• Set exercise A
In the Ozop Surgical Corp. Form 8-K filing, what percentage of the voting power voted in favor of the Amendment?
• Set exercise B
Pick up the Ozop Surgical Corp. Form 8-K filing after its last sentence and carry it forward.

• Extract to read
######

SECURITIES AND EXCHANGE COMMISSION 

Washington, D.C. 20549

 

FORM 8-K

 

CURRENT REPORT

 

Pursuant to Section 13 or 15(d) of the Securities Exchange Act of 1934

 

Date of Report (Date of Earliest Event Reported): May 8, 2018

 

OZOP SURGICAL CORP. 

(Exact name of registrant as specified in its charter)

 

Nevada 333-212821 35-2540672
(State or Other Jurisdiction
of Incorporation)
(Commission File Number) (I.R.S. Employer Identification Number)

 

319 Clematis Street, Suite 714, West Palm Beach, FL 33401

(Address of principal executive offices, including zip code)

 

(760) 466-8076

(Registrant’s telephone number, including area code)

 

NEWMARKT CORP.

(Former name or former address, if changed since last report)

 

Check the appropriate box below if the Form 8-K filing is intended to simultaneously satisfy the filing obligation of the registrant under any of the following provisions:

 

Written communications pursuant to Rule 425 under the Securities Act (17 CFR 230.425)
   
Soliciting material pursuant to Rule 14a-12 under the Exchange Act (17 CFR 240.14a-12)
   
Pre-commencement communications pursuant to Rule 14d-2(b) under the Exchange Act (17 CFR 240.14d-2(b))
   
Pre-commencement communications pursuant to Rule 13e-4(c) under the Exchange Act (17 CFR 240.13e-4(c))

 

Indicate by check mark whether the registrant is an emerging growth company as defined in Rule 405 of the Securities Act of 1933 (§ 230.405 of this chapter) or Rule 12b-2 of the Securities Exchange Act of 1934 (§ 240.12b-2 of this chapter).

 

Emerging Growth Company ☑

 

If an emerging growth company, indicate by check mark if the registrant has elected not to use the extended transition period for complying with any new or revised financial accounting standards provided pursuant to Section 13(a) of the Exchange Act. ☐

 
 

Item 5.03 Amendments to Articles of Incorporation or Bylaws; Change in Fiscal Year.

 

On May 8, 2018, the Company filed Amended and Restated Articles of Incorporation (the “Amendment”) with the Nevada Secretary of State, pursuant to which the Company changed its name from Newmarkt Corp. to Ozop Surgical Corp. (the “Name Change”), in order to reflect more accurately the name of its core service offering and operations. Stockholders holding 73% of the voting power have voted in favor of the Amendment. The Amendment is attached hereto as Exhibit 3.1 and is incorporated herein by reference.

######

• Extracted entries
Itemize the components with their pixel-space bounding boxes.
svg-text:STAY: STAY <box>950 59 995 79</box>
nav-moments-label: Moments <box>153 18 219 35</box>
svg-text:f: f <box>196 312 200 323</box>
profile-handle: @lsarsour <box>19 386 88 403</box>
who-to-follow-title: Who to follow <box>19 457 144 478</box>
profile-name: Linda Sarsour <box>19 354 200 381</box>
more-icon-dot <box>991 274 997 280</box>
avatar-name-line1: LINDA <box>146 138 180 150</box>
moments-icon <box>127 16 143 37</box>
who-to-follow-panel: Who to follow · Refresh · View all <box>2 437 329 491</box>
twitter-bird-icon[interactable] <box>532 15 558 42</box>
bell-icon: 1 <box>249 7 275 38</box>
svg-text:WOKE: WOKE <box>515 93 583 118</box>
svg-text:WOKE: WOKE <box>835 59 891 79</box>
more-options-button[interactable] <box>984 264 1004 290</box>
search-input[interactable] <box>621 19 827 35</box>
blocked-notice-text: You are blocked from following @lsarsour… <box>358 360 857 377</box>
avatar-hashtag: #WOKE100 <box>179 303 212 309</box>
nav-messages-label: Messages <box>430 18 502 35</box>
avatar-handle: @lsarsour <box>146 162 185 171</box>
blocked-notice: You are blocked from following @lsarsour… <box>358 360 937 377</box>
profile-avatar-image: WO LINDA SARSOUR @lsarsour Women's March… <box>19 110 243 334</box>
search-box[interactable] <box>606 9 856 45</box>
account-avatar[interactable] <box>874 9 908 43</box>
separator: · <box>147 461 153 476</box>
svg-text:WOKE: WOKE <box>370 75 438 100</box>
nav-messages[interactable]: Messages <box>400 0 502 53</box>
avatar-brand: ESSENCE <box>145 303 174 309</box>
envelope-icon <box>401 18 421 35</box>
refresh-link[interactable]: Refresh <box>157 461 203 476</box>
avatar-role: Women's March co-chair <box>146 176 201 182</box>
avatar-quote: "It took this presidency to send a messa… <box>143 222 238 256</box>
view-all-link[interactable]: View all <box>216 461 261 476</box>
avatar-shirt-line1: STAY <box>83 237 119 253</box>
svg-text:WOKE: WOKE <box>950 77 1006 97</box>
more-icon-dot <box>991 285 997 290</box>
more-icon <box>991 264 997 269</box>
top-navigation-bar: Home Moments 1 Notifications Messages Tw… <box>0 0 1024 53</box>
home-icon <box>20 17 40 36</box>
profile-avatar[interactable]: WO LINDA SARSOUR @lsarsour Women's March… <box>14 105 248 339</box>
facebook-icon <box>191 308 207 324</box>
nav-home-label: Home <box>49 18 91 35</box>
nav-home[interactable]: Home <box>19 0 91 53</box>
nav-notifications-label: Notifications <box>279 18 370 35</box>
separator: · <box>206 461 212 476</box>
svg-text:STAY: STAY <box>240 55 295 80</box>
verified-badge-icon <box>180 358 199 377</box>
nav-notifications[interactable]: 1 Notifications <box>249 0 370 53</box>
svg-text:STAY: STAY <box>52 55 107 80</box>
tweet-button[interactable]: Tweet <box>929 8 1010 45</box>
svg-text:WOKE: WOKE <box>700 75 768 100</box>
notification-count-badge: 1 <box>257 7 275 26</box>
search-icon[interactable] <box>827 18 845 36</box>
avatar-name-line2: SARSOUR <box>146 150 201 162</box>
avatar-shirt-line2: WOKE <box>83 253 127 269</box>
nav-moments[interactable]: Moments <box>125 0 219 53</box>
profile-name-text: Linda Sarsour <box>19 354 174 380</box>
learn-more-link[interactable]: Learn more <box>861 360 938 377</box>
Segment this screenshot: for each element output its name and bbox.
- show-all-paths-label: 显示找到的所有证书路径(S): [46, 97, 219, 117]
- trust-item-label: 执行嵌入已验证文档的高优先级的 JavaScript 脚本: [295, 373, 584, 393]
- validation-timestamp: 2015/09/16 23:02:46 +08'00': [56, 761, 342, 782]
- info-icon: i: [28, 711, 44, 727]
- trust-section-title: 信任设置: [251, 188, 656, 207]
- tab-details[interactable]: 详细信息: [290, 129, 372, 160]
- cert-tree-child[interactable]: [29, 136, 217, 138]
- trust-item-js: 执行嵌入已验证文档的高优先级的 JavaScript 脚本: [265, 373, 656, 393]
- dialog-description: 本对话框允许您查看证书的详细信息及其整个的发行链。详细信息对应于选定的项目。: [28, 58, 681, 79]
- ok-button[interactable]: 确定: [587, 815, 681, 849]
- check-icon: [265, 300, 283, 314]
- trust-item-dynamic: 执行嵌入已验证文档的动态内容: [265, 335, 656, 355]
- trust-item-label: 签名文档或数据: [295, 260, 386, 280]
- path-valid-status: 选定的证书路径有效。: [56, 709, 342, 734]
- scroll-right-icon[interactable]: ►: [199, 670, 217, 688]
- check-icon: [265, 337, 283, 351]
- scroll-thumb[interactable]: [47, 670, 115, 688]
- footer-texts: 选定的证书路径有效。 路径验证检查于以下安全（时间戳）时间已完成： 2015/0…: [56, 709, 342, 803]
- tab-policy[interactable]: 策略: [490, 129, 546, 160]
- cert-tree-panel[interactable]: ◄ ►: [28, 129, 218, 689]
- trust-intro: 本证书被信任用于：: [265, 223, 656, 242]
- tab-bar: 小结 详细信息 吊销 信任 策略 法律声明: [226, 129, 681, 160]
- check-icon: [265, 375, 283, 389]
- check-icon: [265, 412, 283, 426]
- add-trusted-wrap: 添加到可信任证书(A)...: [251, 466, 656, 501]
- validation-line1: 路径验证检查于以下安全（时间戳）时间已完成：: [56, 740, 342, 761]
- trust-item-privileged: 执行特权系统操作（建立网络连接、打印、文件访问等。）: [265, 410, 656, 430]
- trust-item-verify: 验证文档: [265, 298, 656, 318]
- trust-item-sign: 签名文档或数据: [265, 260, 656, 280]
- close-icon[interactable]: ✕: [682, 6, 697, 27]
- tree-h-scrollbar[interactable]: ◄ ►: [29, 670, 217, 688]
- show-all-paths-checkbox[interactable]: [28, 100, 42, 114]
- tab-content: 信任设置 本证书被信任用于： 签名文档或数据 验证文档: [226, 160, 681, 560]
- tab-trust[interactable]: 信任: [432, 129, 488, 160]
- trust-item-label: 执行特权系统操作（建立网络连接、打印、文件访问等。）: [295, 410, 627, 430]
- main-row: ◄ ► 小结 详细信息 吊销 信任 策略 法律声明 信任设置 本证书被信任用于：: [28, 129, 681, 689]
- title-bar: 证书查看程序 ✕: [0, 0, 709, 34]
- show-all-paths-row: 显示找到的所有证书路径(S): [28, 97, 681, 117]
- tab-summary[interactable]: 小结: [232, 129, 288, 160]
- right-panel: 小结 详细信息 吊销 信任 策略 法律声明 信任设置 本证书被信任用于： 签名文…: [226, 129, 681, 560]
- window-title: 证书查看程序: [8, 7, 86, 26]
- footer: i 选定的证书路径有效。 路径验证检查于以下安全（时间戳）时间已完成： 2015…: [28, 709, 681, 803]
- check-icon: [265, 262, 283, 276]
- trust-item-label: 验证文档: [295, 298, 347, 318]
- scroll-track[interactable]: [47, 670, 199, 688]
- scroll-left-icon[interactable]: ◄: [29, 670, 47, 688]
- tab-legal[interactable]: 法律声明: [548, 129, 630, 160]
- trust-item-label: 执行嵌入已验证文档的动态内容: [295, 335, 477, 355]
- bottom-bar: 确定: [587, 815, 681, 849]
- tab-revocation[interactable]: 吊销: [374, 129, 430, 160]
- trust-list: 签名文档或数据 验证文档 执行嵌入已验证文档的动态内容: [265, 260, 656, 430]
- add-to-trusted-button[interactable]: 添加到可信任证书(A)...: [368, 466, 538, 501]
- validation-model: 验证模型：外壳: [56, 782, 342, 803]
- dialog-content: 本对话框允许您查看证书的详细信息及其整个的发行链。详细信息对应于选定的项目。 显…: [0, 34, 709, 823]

######

• Result A
73%

• Result B
In connection with the Name Change, the Company will be assigned a new CUSIP number and trading symbol for its common stock which is quoted on the OTC Pink tier of OTC Markets Group Inc. The Company will submit the requisite documents and other information to the Financial Industry Regulatory Authority, Inc. (“FINRA”) to process the Name Change. The Name Change will not be effective until the Company receives FINRA’s approval. At such time as the Company’s name change is effective with FINRA, and it is assigned a new CUSIP and trading symbol, the Company will make a subsequent announcement.

 

There will be no mandatory exchange of stock certificates. Following the Name Change, the share certificates which reflect the Company’s prior name will continue to be valid. Certificates reflecting the new corporate name will be issued in due course as old share certificates are tendered for exchange or transfer to our transfer agent, VStock Transfer Agent.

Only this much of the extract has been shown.